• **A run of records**
□ □ □ □
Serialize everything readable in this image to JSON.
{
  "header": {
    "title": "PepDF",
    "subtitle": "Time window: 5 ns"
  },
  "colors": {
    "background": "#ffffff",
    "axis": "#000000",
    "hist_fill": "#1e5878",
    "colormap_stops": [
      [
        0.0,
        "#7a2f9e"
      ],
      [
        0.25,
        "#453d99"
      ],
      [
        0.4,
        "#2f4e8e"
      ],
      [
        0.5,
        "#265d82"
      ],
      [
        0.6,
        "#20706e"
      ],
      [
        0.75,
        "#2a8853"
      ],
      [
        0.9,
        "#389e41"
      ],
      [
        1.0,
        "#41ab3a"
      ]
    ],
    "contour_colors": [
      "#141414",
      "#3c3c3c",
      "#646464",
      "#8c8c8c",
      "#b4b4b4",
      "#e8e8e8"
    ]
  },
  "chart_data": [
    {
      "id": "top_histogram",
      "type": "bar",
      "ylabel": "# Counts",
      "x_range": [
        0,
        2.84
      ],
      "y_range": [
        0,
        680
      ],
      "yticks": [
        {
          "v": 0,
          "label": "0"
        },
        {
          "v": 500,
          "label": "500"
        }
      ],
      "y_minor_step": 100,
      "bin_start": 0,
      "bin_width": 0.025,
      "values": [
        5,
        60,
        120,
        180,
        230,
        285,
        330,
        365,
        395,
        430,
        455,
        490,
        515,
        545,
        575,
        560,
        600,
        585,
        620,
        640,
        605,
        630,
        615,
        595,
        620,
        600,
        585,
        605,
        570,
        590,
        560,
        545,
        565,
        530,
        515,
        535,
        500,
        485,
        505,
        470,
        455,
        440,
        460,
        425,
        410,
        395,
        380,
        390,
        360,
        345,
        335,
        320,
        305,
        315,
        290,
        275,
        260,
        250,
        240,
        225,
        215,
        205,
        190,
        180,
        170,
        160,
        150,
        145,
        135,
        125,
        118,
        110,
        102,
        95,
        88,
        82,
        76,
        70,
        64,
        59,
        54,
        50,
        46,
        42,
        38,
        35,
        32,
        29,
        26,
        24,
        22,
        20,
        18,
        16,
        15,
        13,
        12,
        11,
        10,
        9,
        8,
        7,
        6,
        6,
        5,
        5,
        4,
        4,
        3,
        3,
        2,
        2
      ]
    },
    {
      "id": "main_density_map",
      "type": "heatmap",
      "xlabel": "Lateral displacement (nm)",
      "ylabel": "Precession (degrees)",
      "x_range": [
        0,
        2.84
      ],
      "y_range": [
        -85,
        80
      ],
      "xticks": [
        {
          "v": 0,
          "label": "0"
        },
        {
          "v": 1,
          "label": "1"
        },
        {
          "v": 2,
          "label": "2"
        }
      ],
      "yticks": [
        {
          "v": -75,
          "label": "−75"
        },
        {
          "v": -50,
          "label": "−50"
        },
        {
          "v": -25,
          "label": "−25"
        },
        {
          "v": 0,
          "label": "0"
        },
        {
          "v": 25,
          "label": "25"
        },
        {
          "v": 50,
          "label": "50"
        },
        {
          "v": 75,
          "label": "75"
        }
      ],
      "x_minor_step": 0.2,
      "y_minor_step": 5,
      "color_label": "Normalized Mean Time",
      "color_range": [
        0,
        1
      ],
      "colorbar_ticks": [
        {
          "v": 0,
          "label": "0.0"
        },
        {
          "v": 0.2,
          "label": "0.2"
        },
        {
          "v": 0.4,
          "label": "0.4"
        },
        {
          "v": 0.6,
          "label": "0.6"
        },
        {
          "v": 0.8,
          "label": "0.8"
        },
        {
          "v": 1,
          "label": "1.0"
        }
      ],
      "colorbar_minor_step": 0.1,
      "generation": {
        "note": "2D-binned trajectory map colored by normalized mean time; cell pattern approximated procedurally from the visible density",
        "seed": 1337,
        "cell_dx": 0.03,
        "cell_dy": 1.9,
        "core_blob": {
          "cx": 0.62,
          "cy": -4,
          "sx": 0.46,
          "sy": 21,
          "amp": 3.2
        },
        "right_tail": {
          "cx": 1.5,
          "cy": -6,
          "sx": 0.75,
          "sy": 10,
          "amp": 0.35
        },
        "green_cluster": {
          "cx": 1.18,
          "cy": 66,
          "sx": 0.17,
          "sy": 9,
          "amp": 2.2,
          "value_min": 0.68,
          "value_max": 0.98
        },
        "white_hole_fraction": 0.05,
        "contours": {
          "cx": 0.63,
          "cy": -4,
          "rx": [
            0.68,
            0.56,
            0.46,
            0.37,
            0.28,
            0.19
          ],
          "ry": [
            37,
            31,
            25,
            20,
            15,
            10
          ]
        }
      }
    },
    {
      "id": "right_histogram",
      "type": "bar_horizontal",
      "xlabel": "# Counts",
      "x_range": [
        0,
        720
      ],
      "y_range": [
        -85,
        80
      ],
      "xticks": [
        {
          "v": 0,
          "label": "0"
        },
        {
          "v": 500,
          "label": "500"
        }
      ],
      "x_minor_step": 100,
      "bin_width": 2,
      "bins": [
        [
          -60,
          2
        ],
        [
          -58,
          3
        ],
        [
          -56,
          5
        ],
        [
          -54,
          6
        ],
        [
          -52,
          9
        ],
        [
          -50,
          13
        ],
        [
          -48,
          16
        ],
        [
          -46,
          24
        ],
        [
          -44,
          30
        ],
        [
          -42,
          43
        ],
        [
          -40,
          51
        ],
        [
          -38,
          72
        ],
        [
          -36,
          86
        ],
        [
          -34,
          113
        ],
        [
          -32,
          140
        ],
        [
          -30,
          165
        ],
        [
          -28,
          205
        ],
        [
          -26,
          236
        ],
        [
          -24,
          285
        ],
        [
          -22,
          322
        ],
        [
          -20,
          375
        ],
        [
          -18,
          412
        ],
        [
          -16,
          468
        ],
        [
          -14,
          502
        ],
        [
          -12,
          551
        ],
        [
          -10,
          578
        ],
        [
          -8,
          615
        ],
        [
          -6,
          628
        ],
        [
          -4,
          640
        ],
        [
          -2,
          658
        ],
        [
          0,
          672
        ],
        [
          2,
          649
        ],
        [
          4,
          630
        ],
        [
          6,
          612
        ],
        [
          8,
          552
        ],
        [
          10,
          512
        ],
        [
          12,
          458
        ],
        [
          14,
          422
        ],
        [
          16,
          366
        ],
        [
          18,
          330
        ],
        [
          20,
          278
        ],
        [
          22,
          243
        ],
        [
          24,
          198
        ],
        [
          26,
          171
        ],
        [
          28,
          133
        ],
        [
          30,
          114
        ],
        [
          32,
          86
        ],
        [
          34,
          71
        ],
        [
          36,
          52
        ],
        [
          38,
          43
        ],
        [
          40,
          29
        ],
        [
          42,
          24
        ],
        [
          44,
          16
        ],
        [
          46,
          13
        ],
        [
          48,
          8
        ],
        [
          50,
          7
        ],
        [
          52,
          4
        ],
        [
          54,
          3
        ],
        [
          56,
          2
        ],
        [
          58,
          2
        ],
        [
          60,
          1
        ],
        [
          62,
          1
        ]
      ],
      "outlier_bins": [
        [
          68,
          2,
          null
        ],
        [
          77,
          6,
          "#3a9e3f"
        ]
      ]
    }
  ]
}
□ □ □ □
• **Prompt**
Write all of the records out again exactly.

• **Output of the task**
Serialize everything readable in this image to JSON.
{
  "header": {
    "title": "PepDF",
    "subtitle": "Time window: 5 ns"
  },
  "colors": {
    "background": "#ffffff",
    "axis": "#000000",
    "hist_fill": "#1e5878",
    "colormap_stops": [
      [
        0.0,
        "#7a2f9e"
      ],
      [
        0.25,
        "#453d99"
      ],
      [
        0.4,
        "#2f4e8e"
      ],
      [
        0.5,
        "#265d82"
      ],
      [
        0.6,
        "#20706e"
      ],
      [
        0.75,
        "#2a8853"
      ],
      [
        0.9,
        "#389e41"
      ],
      [
        1.0,
        "#41ab3a"
      ]
    ],
    "contour_colors": [
      "#141414",
      "#3c3c3c",
      "#646464",
      "#8c8c8c",
      "#b4b4b4",
      "#e8e8e8"
    ]
  },
  "chart_data": [
    {
      "id": "top_histogram",
      "type": "bar",
      "ylabel": "# Counts",
      "x_range": [
        0,
        2.84
      ],
      "y_range": [
        0,
        680
      ],
      "yticks": [
        {
          "v": 0,
          "label": "0"
        },
        {
          "v": 500,
          "label": "500"
        }
      ],
      "y_minor_step": 100,
      "bin_start": 0,
      "bin_width": 0.025,
      "values": [
        5,
        60,
        120,
        180,
        230,
        285,
        330,
        365,
        395,
        430,
        455,
        490,
        515,
        545,
        575,
        560,
        600,
        585,
        620,
        640,
        605,
        630,
        615,
        595,
        620,
        600,
        585,
        605,
        570,
        590,
        560,
        545,
        565,
        530,
        515,
        535,
        500,
        485,
        505,
        470,
        455,
        440,
        460,
        425,
        410,
        395,
        380,
        390,
        360,
        345,
        335,
        320,
        305,
        315,
        290,
        275,
        260,
        250,
        240,
        225,
        215,
        205,
        190,
        180,
        170,
        160,
        150,
        145,
        135,
        125,
        118,
        110,
        102,
        95,
        88,
        82,
        76,
        70,
        64,
        59,
        54,
        50,
        46,
        42,
        38,
        35,
        32,
        29,
        26,
        24,
        22,
        20,
        18,
        16,
        15,
        13,
        12,
        11,
        10,
        9,
        8,
        7,
        6,
        6,
        5,
        5,
        4,
        4,
        3,
        3,
        2,
        2
      ]
    },
    {
      "id": "main_density_map",
      "type": "heatmap",
      "xlabel": "Lateral displacement (nm)",
      "ylabel": "Precession (degrees)",
      "x_range": [
        0,
        2.84
      ],
      "y_range": [
        -85,
        80
      ],
      "xticks": [
        {
          "v": 0,
          "label": "0"
        },
        {
          "v": 1,
          "label": "1"
        },
        {
          "v": 2,
          "label": "2"
        }
      ],
      "yticks": [
        {
          "v": -75,
          "label": "−75"
        },
        {
          "v": -50,
          "label": "−50"
        },
        {
          "v": -25,
          "label": "−25"
        },
        {
          "v": 0,
          "label": "0"
        },
        {
          "v": 25,
          "label": "25"
        },
        {
          "v": 50,
          "label": "50"
        },
        {
          "v": 75,
          "label": "75"
        }
      ],
      "x_minor_step": 0.2,
      "y_minor_step": 5,
      "color_label": "Normalized Mean Time",
      "color_range": [
        0,
        1
      ],
      "colorbar_ticks": [
        {
          "v": 0,
          "label": "0.0"
        },
        {
          "v": 0.2,
          "label": "0.2"
        },
        {
          "v": 0.4,
          "label": "0.4"
        },
        {
          "v": 0.6,
          "label": "0.6"
        },
        {
          "v": 0.8,
          "label": "0.8"
        },
        {
          "v": 1,
          "label": "1.0"
        }
      ],
      "colorbar_minor_step": 0.1,
      "generation": {
        "note": "2D-binned trajectory map colored by normalized mean time; cell pattern approximated procedurally from the visible density",
        "seed": 1337,
        "cell_dx": 0.03,
        "cell_dy": 1.9,
        "core_blob": {
          "cx": 0.62,
          "cy": -4,
          "sx": 0.46,
          "sy": 21,
          "amp": 3.2
        },
        "right_tail": {
          "cx": 1.5,
          "cy": -6,
          "sx": 0.75,
          "sy": 10,
          "amp": 0.35
        },
        "green_cluster": {
          "cx": 1.18,
          "cy": 66,
          "sx": 0.17,
          "sy": 9,
          "amp": 2.2,
          "value_min": 0.68,
          "value_max": 0.98
        },
        "white_hole_fraction": 0.05,
        "contours": {
          "cx": 0.63,
          "cy": -4,
          "rx": [
            0.68,
            0.56,
            0.46,
            0.37,
            0.28,
            0.19
          ],
          "ry": [
            37,
            31,
            25,
            20,
            15,
            10
          ]
        }
      }
    },
    {
      "id": "right_histogram",
      "type": "bar_horizontal",
      "xlabel": "# Counts",
      "x_range": [
        0,
        720
      ],
      "y_range": [
        -85,
        80
      ],
      "xticks": [
        {
          "v": 0,
          "label": "0"
        },
        {
          "v": 500,
          "label": "500"
        }
      ],
      "x_minor_step": 100,
      "bin_width": 2,
      "bins": [
        [
          -60,
          2
        ],
        [
          -58,
          3
        ],
        [
          -56,
          5
        ],
        [
          -54,
          6
        ],
        [
          -52,
          9
        ],
        [
          -50,
          13
        ],
        [
          -48,
          16
        ],
        [
          -46,
          24
        ],
        [
          -44,
          30
        ],
        [
          -42,
          43
        ],
        [
          -40,
          51
        ],
        [
          -38,
          72
        ],
        [
          -36,
          86
        ],
        [
          -34,
          113
        ],
        [
          -32,
          140
        ],
        [
          -30,
          165
        ],
        [
          -28,
          205
        ],
        [
          -26,
          236
        ],
        [
          -24,
          285
        ],
        [
          -22,
          322
        ],
        [
          -20,
          375
        ],
        [
          -18,
          412
        ],
        [
          -16,
          468
        ],
        [
          -14,
          502
        ],
        [
          -12,
          551
        ],
        [
          -10,
          578
        ],
        [
          -8,
          615
        ],
        [
          -6,
          628
        ],
        [
          -4,
          640
        ],
        [
          -2,
          658
        ],
        [
          0,
          672
        ],
        [
          2,
          649
        ],
        [
          4,
          630
        ],
        [
          6,
          612
        ],
        [
          8,
          552
        ],
        [
          10,
          512
        ],
        [
          12,
          458
        ],
        [
          14,
          422
        ],
        [
          16,
          366
        ],
        [
          18,
          330
        ],
        [
          20,
          278
        ],
        [
          22,
          243
        ],
        [
          24,
          198
        ],
        [
          26,
          171
        ],
        [
          28,
          133
        ],
        [
          30,
          114
        ],
        [
          32,
          86
        ],
        [
          34,
          71
        ],
        [
          36,
          52
        ],
        [
          38,
          43
        ],
        [
          40,
          29
        ],
        [
          42,
          24
        ],
        [
          44,
          16
        ],
        [
          46,
          13
        ],
        [
          48,
          8
        ],
        [
          50,
          7
        ],
        [
          52,
          4
        ],
        [
          54,
          3
        ],
        [
          56,
          2
        ],
        [
          58,
          2
        ],
        [
          60,
          1
        ],
        [
          62,
          1
        ]
      ],
      "outlier_bins": [
        [
          68,
          2,
          null
        ],
        [
          77,
          6,
          "#3a9e3f"
        ]
      ]
    }
  ]
}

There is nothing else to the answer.